Stated goal>
Transcribe all the entries word for word, omitting any pictures they contain.

****************************************

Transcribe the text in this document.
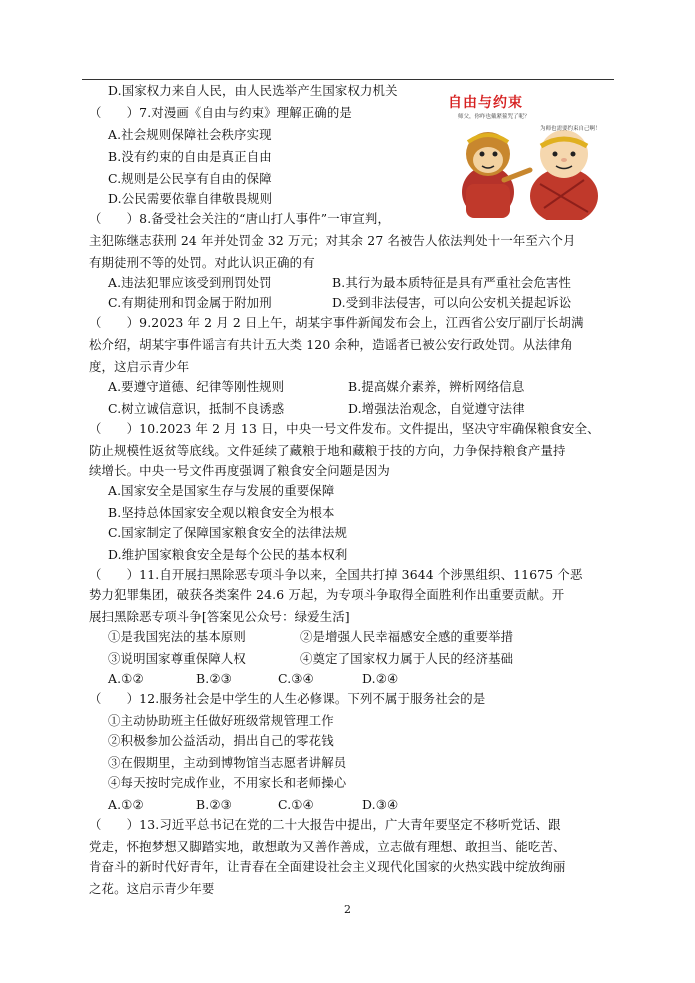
D.国家权力来自人民，由人民选举产生国家权力机关
（　　）7.对漫画《自由与约束》理解正确的是
A.社会规则保障社会秩序实现
B.没有约束的自由是真正自由
C.规则是公民享有自由的保障
D.公民需要依靠自律敬畏规则
自由与约束
师父，你咋也戴紧箍咒了呢？
为师也需要约束自己啊！
（　　）8.备受社会关注的“唐山打人事件”一审宣判，
主犯陈继志获刑 24 年并处罚金 32 万元；对其余 27 名被告人依法判处十一年至六个月
有期徒刑不等的处罚。对此认识正确的有
A.违法犯罪应该受到刑罚处罚	B.其行为最本质特征是具有严重社会危害性
C.有期徒刑和罚金属于附加刑	D.受到非法侵害，可以向公安机关提起诉讼
（　　）9.2023 年 2 月 2 日上午，胡某宇事件新闻发布会上，江西省公安厅副厅长胡满
松介绍，胡某宇事件谣言有共计五大类 120 余种，造谣者已被公安行政处罚。从法律角
度，这启示青少年
A.要遵守道德、纪律等刚性规则	B.提高媒介素养，辨析网络信息
C.树立诚信意识，抵制不良诱惑	D.增强法治观念，自觉遵守法律
（　　）10.2023 年 2 月 13 日，中央一号文件发布。文件提出，坚决守牢确保粮食安全、
防止规模性返贫等底线。文件延续了藏粮于地和藏粮于技的方向，力争保持粮食产量持
续增长。中央一号文件再度强调了粮食安全问题是因为
A.国家安全是国家生存与发展的重要保障
B.坚持总体国家安全观以粮食安全为根本
C.国家制定了保障国家粮食安全的法律法规
D.维护国家粮食安全是每个公民的基本权利
（　　）11.自开展扫黑除恶专项斗争以来，全国共打掉 3644 个涉黑组织、11675 个恶
势力犯罪集团，破获各类案件 24.6 万起，为专项斗争取得全面胜利作出重要贡献。开
展扫黑除恶专项斗争[答案见公众号：绿爱生活]
①是我国宪法的基本原则	②是增强人民幸福感安全感的重要举措
③说明国家尊重保障人权	④奠定了国家权力属于人民的经济基础
A.①②	B.②③	C.③④	D.②④
（　　）12.服务社会是中学生的人生必修课。下列不属于服务社会的是
①主动协助班主任做好班级常规管理工作
②积极参加公益活动，捐出自己的零花钱
③在假期里，主动到博物馆当志愿者讲解员
④每天按时完成作业，不用家长和老师操心
A.①②	B.②③	C.①④	D.③④
（　　）13.习近平总书记在党的二十大报告中提出，广大青年要坚定不移听党话、跟
党走，怀抱梦想又脚踏实地，敢想敢为又善作善成，立志做有理想、敢担当、能吃苦、
肯奋斗的新时代好青年，让青春在全面建设社会主义现代化国家的火热实践中绽放绚丽
之花。这启示青少年要
2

****************************************

Exercise output>
Transcribe the text in this document.
D.国家权力来自人民，由人民选举产生国家权力机关
（　　）7.对漫画《自由与约束》理解正确的是
A.社会规则保障社会秩序实现
B.没有约束的自由是真正自由
C.规则是公民享有自由的保障
D.公民需要依靠自律敬畏规则
自由与约束
师父，你咋也戴紧箍咒了呢？
为师也需要约束自己啊！
（　　）8.备受社会关注的“唐山打人事件”一审宣判，
主犯陈继志获刑 24 年并处罚金 32 万元；对其余 27 名被告人依法判处十一年至六个月
有期徒刑不等的处罚。对此认识正确的有
A.违法犯罪应该受到刑罚处罚	B.其行为最本质特征是具有严重社会危害性
C.有期徒刑和罚金属于附加刑	D.受到非法侵害，可以向公安机关提起诉讼
（　　）9.2023 年 2 月 2 日上午，胡某宇事件新闻发布会上，江西省公安厅副厅长胡满
松介绍，胡某宇事件谣言有共计五大类 120 余种，造谣者已被公安行政处罚。从法律角
度，这启示青少年
A.要遵守道德、纪律等刚性规则	B.提高媒介素养，辨析网络信息
C.树立诚信意识，抵制不良诱惑	D.增强法治观念，自觉遵守法律
（　　）10.2023 年 2 月 13 日，中央一号文件发布。文件提出，坚决守牢确保粮食安全、
防止规模性返贫等底线。文件延续了藏粮于地和藏粮于技的方向，力争保持粮食产量持
续增长。中央一号文件再度强调了粮食安全问题是因为
A.国家安全是国家生存与发展的重要保障
B.坚持总体国家安全观以粮食安全为根本
C.国家制定了保障国家粮食安全的法律法规
D.维护国家粮食安全是每个公民的基本权利
（　　）11.自开展扫黑除恶专项斗争以来，全国共打掉 3644 个涉黑组织、11675 个恶
势力犯罪集团，破获各类案件 24.6 万起，为专项斗争取得全面胜利作出重要贡献。开
展扫黑除恶专项斗争[答案见公众号：绿爱生活]
①是我国宪法的基本原则	②是增强人民幸福感安全感的重要举措
③说明国家尊重保障人权	④奠定了国家权力属于人民的经济基础
A.①②	B.②③	C.③④	D.②④
（　　）12.服务社会是中学生的人生必修课。下列不属于服务社会的是
①主动协助班主任做好班级常规管理工作
②积极参加公益活动，捐出自己的零花钱
③在假期里，主动到博物馆当志愿者讲解员
④每天按时完成作业，不用家长和老师操心
A.①②	B.②③	C.①④	D.③④
（　　）13.习近平总书记在党的二十大报告中提出，广大青年要坚定不移听党话、跟
党走，怀抱梦想又脚踏实地，敢想敢为又善作善成，立志做有理想、敢担当、能吃苦、
肯奋斗的新时代好青年，让青春在全面建设社会主义现代化国家的火热实践中绽放绚丽
之花。这启示青少年要
2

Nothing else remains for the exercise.